[begin DATASET ENTRIES]
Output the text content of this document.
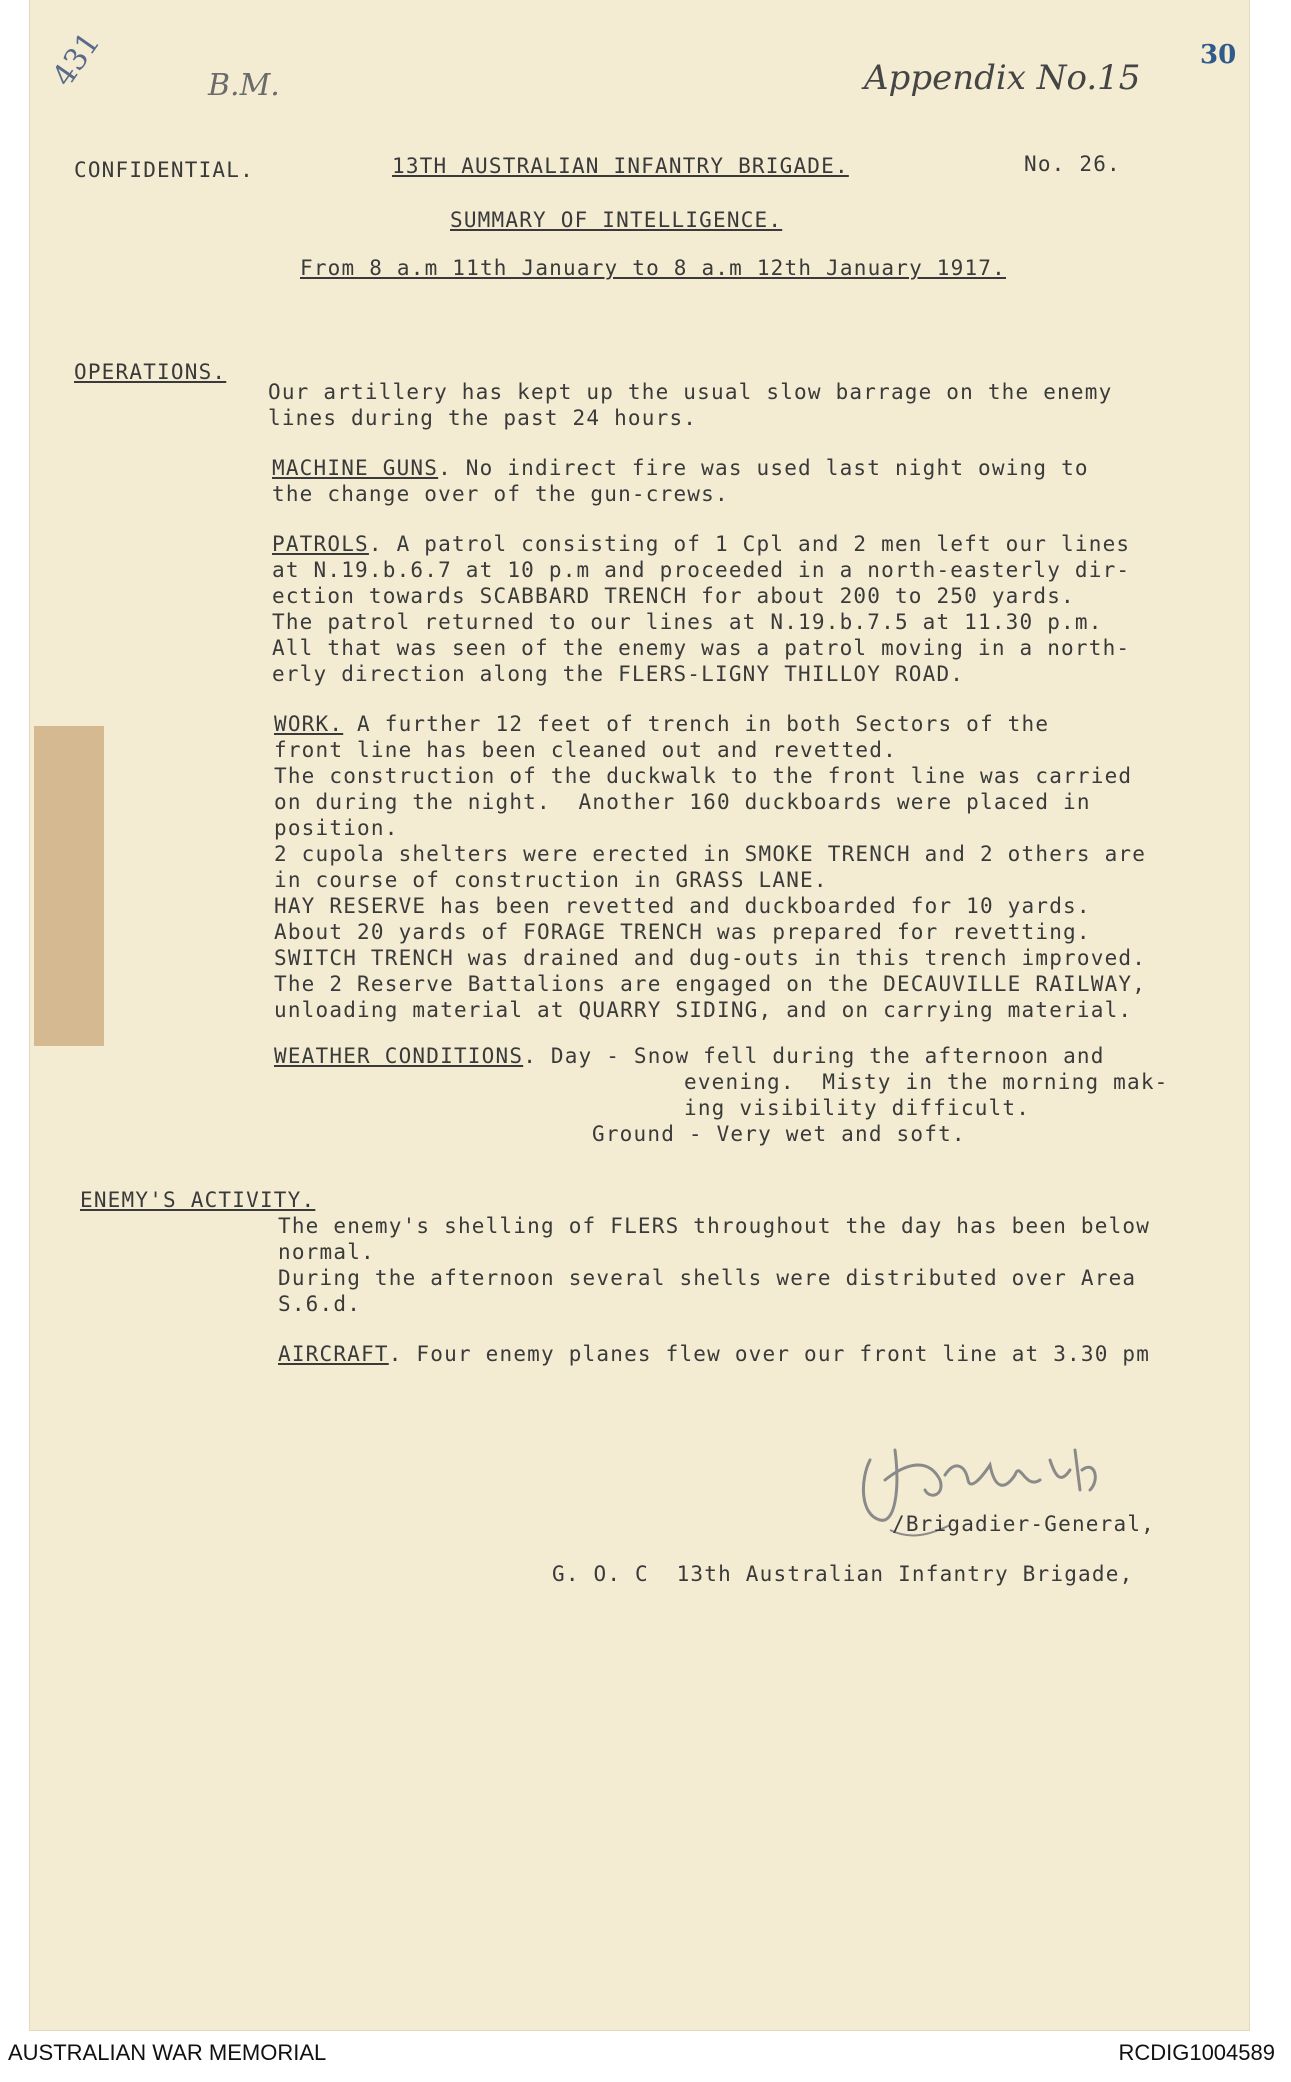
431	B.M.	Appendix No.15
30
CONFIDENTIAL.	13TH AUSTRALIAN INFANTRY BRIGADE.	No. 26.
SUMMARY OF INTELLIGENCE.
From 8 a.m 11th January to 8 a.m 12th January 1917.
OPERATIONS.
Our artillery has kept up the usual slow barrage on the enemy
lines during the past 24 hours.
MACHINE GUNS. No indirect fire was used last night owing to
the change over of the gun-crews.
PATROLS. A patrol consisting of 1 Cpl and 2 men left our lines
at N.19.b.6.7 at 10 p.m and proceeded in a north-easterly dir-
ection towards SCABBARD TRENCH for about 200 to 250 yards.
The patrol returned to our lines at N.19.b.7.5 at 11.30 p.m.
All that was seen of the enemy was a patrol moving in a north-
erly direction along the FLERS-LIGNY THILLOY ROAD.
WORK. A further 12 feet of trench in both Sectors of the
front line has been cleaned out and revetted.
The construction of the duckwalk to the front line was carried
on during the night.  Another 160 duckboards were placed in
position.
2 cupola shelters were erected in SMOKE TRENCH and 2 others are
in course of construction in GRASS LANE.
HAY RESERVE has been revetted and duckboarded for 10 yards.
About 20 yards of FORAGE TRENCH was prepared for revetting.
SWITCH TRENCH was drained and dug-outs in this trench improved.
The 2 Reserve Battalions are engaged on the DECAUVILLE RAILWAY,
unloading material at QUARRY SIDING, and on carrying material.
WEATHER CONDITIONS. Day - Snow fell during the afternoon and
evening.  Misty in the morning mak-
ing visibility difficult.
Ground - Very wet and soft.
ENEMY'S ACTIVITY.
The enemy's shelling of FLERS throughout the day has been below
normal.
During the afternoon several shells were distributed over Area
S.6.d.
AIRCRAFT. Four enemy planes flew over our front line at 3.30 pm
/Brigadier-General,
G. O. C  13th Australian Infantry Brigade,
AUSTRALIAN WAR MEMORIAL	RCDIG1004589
[end DATASET ENTRIES]
[begin DATASET ENTRIES]
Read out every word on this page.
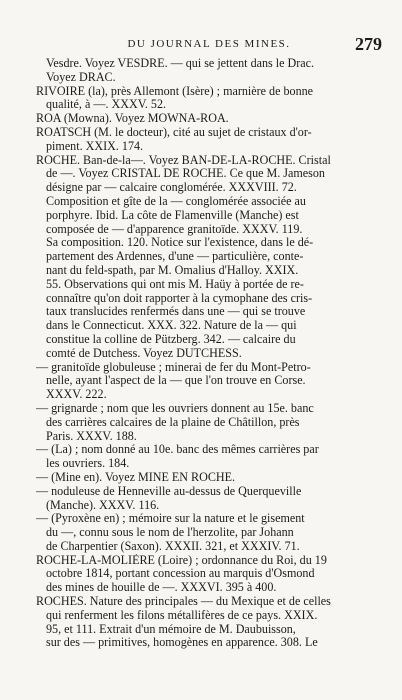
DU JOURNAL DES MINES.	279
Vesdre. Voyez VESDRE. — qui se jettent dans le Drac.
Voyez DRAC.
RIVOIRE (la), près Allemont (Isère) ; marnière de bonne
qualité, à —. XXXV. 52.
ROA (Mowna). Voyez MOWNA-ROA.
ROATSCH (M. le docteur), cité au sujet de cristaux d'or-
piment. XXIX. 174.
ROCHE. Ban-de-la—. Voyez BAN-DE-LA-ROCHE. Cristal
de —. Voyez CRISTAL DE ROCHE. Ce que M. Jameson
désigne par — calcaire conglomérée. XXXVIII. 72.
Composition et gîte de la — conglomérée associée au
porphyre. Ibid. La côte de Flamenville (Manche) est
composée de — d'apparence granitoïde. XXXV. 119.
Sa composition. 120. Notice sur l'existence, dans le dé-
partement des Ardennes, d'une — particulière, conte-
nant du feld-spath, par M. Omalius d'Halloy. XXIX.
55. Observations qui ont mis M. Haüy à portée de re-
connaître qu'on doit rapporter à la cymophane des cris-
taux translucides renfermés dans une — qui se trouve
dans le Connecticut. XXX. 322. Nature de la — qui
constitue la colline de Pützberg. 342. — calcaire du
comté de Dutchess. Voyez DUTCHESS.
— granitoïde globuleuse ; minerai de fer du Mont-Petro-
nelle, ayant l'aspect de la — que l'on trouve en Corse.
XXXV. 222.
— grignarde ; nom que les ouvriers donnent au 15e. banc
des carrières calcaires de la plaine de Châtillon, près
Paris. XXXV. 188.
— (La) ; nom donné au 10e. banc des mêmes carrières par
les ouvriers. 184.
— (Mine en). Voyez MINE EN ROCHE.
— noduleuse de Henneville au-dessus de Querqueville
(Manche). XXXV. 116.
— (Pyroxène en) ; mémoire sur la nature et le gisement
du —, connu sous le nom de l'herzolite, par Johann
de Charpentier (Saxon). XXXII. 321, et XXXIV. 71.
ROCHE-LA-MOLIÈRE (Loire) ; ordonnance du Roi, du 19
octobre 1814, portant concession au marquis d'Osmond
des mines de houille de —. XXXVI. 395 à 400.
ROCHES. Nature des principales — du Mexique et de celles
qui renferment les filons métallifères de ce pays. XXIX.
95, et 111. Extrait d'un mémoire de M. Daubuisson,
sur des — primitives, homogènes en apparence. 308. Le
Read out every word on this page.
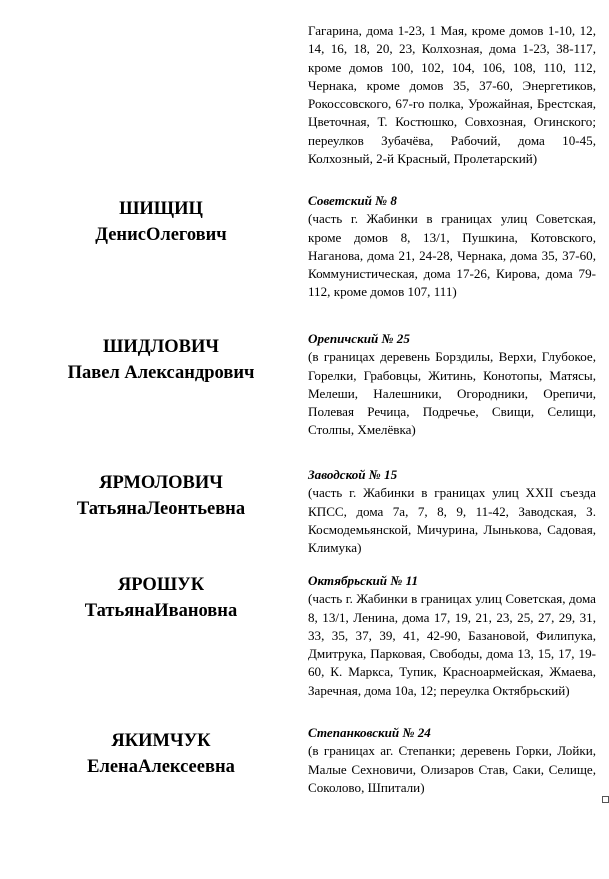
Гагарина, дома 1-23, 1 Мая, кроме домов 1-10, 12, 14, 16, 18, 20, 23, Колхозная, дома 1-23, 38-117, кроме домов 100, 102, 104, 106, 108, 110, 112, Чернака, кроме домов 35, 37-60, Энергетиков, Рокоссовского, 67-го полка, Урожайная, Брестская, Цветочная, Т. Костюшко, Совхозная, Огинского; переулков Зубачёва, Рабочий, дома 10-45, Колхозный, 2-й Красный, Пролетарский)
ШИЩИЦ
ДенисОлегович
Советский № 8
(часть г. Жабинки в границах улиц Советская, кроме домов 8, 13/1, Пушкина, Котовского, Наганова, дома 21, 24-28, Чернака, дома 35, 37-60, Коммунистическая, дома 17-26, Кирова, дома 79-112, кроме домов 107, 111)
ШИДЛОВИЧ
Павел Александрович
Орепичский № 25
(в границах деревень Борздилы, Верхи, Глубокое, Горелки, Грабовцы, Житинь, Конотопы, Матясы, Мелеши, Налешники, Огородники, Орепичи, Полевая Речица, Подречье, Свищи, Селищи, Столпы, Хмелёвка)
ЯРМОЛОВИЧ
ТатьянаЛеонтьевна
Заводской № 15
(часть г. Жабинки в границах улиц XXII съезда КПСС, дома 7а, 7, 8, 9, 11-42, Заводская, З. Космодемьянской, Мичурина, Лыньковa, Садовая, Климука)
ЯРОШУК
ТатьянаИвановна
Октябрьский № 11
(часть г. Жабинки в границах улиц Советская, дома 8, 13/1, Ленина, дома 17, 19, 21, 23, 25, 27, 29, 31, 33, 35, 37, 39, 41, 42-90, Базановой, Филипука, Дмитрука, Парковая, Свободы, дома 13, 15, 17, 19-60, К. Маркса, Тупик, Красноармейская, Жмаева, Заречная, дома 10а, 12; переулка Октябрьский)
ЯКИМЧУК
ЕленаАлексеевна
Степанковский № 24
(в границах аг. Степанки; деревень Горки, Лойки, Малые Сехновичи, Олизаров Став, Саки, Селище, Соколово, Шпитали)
[end DATASET ENTRIES]
> _SHORT PROBLEM_
Your answer should be one number: how many lines of the listing include the word "afternoon".

> _THE OUTPUT_
2